**What you are asked to do:**
In the records that follow, show each line where the word "sampling" is present.

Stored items
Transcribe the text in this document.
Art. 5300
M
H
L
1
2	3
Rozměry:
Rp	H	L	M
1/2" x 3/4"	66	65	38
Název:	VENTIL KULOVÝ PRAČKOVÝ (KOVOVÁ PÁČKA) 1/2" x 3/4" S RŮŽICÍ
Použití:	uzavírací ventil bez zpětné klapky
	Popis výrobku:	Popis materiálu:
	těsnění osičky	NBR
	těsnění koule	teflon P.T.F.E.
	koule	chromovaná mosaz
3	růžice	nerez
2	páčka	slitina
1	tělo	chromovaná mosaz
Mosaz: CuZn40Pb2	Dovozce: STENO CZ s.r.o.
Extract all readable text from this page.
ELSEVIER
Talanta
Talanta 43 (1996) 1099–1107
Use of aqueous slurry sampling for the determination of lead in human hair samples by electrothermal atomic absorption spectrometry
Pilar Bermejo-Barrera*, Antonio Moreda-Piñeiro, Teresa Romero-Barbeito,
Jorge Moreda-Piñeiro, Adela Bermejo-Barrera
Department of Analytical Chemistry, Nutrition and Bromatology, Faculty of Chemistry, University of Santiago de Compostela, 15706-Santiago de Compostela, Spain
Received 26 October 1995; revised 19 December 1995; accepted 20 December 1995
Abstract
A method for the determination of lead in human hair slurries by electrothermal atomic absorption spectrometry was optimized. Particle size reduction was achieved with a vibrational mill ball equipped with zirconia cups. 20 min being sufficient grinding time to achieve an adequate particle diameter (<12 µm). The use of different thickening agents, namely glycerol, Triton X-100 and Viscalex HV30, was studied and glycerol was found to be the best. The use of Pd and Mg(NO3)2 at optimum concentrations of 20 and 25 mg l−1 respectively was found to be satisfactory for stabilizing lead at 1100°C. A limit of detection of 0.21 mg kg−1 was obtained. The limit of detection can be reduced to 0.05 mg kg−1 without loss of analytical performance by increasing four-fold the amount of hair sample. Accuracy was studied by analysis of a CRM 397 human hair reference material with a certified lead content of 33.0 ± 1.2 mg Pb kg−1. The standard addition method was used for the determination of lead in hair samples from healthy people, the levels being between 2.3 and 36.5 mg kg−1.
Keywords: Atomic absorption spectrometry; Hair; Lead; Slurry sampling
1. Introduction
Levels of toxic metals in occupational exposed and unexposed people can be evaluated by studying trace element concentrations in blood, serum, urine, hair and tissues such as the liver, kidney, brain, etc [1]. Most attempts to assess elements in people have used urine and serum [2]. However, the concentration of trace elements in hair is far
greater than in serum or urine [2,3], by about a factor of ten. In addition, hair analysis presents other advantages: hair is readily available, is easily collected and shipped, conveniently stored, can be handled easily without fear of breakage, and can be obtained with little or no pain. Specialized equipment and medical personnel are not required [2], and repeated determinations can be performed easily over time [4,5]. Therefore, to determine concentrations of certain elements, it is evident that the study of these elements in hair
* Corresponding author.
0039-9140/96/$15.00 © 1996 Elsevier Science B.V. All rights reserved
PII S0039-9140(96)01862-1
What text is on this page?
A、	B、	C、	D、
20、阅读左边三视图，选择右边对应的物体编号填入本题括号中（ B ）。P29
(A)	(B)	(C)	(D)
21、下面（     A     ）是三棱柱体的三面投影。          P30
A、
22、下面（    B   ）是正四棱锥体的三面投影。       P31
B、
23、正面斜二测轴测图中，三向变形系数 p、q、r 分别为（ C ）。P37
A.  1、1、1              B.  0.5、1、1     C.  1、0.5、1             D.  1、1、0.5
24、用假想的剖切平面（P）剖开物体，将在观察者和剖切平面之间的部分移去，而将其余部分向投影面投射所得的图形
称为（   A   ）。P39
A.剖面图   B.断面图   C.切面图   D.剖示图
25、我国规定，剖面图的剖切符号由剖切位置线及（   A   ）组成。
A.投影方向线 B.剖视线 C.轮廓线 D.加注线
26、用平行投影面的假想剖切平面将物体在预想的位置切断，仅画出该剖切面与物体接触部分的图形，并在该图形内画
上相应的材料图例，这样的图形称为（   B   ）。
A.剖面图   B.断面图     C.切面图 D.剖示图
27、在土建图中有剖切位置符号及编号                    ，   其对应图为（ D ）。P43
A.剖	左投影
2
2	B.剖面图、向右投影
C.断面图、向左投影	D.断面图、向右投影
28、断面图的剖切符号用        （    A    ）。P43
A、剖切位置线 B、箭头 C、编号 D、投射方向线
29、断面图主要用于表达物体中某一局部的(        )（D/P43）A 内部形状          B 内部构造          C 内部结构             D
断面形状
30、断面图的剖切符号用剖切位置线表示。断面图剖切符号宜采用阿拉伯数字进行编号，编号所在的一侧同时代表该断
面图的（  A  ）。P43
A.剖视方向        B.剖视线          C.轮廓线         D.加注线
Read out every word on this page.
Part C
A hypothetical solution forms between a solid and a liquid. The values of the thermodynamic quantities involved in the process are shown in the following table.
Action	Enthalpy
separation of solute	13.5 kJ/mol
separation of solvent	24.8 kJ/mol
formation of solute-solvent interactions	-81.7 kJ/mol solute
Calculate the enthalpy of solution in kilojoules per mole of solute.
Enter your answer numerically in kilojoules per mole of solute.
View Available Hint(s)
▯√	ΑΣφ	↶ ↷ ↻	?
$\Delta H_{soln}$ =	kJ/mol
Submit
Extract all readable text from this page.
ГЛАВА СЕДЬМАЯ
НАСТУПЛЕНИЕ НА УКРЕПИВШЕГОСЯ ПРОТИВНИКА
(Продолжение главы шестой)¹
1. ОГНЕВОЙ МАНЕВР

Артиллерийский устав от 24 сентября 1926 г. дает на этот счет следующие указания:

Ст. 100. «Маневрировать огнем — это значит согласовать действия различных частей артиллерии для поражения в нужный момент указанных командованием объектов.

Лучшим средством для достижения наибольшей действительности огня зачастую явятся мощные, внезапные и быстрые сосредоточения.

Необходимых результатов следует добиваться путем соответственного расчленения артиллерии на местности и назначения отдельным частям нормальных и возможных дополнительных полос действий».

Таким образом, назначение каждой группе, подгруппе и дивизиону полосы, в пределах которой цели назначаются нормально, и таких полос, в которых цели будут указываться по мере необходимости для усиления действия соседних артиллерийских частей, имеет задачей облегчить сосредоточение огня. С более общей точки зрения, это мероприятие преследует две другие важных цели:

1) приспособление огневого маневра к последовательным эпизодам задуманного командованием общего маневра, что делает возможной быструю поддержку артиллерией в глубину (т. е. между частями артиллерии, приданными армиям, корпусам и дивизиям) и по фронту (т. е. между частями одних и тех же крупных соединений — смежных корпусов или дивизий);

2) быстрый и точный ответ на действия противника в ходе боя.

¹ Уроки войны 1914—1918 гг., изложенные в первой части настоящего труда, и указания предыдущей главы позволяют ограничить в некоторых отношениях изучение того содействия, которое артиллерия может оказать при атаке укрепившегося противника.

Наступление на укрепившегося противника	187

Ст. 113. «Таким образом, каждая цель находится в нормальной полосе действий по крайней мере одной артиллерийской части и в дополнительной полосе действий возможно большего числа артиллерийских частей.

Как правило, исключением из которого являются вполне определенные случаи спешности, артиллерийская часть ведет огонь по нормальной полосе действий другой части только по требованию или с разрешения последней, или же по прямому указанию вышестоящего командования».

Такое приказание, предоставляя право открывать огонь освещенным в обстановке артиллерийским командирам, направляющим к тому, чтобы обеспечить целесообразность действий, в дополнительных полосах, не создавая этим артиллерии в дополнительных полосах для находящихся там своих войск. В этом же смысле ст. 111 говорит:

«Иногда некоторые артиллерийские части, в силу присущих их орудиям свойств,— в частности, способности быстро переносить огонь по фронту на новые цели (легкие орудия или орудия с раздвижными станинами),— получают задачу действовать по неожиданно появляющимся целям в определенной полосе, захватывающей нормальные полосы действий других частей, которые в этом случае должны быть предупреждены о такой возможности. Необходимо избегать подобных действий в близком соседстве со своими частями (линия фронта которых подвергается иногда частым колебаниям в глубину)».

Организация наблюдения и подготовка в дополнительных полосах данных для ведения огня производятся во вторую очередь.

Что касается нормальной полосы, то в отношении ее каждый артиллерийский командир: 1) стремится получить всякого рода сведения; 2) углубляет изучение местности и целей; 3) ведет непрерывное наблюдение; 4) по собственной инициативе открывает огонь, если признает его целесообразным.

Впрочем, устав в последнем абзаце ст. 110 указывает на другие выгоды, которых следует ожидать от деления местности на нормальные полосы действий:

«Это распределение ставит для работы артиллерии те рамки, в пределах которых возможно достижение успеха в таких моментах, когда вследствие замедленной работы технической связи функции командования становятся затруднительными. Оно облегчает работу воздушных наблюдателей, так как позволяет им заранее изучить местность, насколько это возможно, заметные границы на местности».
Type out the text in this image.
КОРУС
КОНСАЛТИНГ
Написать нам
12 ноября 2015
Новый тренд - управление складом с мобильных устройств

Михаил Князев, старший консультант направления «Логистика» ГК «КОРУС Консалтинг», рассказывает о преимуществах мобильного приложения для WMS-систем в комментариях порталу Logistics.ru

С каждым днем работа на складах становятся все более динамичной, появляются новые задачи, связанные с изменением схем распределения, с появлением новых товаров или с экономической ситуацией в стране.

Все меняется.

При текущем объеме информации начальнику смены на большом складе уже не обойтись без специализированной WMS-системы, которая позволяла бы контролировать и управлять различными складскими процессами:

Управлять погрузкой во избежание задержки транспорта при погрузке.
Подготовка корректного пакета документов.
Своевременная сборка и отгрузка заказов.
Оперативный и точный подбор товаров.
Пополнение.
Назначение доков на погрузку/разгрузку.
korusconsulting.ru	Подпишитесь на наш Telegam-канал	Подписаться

**The completed task:**
Use of aqueous slurry sampling for the determination of lead in human hair samples by electrothermal atomic absorption spectrometry
Keywords: Atomic absorption spectrometry; Hair; Lead; Slurry sampling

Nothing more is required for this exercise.